→ **WORK TO BE COMPLETED**: Copy every line from the records below that holds the word "there".

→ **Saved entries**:
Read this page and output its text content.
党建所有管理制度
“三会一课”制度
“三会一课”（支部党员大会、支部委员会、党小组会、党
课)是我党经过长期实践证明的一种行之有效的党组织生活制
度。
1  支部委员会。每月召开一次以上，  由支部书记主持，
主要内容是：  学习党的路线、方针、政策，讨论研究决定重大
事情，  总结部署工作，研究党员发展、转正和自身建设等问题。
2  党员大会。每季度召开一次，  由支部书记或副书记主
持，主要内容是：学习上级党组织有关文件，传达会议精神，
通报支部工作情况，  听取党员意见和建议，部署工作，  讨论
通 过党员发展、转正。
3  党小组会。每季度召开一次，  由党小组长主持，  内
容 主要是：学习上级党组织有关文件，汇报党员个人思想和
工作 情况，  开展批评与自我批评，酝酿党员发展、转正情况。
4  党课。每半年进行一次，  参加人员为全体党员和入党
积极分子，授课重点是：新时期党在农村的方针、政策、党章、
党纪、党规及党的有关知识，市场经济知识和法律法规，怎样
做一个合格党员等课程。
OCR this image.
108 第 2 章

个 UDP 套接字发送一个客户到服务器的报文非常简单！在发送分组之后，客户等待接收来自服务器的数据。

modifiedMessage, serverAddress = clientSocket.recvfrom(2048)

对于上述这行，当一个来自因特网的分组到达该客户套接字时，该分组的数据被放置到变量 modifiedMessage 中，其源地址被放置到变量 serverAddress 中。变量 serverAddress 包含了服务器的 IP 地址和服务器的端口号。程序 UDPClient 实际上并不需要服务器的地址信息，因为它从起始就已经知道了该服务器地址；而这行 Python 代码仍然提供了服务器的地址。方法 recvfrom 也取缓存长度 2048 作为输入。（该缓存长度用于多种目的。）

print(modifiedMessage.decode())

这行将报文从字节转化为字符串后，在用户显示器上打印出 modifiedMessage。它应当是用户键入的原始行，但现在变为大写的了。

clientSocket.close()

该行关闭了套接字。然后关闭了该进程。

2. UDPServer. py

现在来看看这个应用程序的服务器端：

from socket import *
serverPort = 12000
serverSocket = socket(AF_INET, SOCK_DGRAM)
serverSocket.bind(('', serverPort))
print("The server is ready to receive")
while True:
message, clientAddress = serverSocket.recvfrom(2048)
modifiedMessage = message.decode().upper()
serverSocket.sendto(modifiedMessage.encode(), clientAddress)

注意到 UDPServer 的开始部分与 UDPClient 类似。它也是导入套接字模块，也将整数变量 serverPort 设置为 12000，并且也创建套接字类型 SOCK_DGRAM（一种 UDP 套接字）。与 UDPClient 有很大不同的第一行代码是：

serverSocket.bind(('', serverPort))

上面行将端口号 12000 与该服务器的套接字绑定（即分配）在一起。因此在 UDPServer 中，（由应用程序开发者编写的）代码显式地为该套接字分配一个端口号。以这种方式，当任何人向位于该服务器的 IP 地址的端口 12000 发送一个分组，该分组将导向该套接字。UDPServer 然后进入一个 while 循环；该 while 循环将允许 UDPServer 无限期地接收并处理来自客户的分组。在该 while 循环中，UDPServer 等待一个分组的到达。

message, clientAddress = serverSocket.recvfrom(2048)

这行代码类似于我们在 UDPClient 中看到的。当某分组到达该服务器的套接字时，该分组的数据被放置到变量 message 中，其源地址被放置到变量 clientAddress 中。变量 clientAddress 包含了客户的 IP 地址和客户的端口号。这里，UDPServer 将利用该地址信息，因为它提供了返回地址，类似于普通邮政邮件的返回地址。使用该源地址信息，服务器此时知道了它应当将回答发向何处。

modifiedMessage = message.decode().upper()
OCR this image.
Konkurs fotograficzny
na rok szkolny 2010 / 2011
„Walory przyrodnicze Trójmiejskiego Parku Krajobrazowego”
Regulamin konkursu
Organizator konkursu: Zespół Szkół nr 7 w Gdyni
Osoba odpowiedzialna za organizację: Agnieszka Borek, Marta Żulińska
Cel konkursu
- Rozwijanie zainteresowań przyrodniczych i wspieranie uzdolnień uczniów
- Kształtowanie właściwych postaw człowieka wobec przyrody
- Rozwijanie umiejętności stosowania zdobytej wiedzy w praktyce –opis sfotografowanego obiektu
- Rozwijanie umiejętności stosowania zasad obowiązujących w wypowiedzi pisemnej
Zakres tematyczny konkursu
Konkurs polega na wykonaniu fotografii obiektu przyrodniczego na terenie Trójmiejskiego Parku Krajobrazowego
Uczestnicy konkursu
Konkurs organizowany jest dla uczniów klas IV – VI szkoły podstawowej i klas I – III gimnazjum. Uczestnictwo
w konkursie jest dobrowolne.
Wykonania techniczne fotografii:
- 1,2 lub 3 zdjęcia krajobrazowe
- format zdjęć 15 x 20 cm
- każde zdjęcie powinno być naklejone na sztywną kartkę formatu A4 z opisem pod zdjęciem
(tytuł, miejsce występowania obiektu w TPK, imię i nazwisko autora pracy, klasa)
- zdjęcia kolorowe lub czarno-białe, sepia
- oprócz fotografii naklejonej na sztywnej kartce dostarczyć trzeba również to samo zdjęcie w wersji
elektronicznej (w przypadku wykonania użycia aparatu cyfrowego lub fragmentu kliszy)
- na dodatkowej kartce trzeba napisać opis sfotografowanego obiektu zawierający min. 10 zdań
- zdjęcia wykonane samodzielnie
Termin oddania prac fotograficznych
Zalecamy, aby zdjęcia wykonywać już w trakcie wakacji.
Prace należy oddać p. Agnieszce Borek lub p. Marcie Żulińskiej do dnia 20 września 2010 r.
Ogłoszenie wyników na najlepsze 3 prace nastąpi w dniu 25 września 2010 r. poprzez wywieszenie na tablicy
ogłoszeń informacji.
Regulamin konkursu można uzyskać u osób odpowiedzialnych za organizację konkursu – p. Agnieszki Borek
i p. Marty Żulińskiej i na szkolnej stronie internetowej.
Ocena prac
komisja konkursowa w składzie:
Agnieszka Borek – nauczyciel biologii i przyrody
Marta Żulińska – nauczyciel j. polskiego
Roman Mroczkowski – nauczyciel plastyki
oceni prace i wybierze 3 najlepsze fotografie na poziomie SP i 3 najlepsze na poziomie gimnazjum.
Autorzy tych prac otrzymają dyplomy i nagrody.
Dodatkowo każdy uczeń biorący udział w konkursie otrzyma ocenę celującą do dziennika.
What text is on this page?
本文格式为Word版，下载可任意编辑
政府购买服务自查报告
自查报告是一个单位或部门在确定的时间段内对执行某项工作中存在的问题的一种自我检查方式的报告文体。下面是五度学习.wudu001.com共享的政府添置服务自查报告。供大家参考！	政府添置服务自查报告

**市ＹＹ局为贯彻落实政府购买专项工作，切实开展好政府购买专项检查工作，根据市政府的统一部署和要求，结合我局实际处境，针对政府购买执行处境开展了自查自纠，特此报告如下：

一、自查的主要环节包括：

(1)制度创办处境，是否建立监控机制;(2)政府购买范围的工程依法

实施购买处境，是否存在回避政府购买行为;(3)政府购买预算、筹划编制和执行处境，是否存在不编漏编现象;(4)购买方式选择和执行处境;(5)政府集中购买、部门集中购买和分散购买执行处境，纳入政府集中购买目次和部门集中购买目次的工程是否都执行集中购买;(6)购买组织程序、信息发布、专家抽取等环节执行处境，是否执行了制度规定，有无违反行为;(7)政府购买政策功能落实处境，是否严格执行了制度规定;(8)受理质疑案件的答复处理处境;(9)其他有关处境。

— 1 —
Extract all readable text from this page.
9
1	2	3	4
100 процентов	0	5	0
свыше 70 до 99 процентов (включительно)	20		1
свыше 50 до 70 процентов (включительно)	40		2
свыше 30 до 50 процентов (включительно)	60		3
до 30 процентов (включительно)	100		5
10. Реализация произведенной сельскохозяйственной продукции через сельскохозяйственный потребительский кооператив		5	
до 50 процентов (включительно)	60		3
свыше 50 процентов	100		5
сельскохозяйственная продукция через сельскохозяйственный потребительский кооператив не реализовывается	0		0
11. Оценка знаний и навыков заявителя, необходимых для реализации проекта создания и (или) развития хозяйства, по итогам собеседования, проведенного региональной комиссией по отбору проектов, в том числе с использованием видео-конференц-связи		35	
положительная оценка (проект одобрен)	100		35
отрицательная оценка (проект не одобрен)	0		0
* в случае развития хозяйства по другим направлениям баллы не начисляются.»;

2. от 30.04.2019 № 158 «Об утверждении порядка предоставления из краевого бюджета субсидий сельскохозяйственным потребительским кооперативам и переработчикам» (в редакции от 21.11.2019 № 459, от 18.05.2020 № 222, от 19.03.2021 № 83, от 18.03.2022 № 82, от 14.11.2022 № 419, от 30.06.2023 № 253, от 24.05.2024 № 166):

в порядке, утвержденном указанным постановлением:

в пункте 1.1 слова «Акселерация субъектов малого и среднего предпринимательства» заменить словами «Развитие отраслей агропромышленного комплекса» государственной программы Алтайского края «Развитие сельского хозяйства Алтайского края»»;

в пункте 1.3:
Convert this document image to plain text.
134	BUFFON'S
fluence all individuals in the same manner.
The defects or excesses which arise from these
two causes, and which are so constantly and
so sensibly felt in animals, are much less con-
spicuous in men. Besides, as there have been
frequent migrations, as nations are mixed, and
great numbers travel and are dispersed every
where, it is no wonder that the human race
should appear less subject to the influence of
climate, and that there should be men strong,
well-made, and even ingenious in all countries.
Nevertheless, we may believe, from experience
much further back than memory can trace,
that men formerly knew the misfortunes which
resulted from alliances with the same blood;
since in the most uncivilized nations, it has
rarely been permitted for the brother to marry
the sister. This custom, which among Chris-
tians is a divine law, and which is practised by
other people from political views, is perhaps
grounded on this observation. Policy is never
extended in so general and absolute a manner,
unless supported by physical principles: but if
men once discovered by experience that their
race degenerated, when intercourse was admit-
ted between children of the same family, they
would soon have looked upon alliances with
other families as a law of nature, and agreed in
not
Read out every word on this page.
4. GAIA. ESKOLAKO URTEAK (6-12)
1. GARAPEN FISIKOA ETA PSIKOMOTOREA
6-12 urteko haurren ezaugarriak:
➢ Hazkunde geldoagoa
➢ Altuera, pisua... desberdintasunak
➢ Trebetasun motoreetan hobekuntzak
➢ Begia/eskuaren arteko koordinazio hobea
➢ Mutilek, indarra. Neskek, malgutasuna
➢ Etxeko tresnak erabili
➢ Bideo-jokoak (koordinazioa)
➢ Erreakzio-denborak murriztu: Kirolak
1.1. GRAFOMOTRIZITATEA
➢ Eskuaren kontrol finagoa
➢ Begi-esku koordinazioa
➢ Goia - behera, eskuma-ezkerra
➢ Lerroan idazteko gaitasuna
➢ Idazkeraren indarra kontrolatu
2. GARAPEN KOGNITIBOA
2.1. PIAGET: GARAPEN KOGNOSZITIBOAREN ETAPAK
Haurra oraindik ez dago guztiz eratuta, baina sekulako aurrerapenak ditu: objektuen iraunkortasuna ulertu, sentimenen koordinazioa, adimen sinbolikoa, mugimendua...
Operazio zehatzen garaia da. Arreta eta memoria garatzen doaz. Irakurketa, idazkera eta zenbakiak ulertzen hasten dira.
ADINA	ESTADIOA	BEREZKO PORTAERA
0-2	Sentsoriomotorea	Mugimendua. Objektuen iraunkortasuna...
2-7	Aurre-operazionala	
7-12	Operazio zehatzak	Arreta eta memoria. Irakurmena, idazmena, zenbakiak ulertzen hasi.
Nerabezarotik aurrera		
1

→ **OUTPUT FOR THIS TASK**:
spicuous in men. Besides, as there have been
climate, and that there should be men strong,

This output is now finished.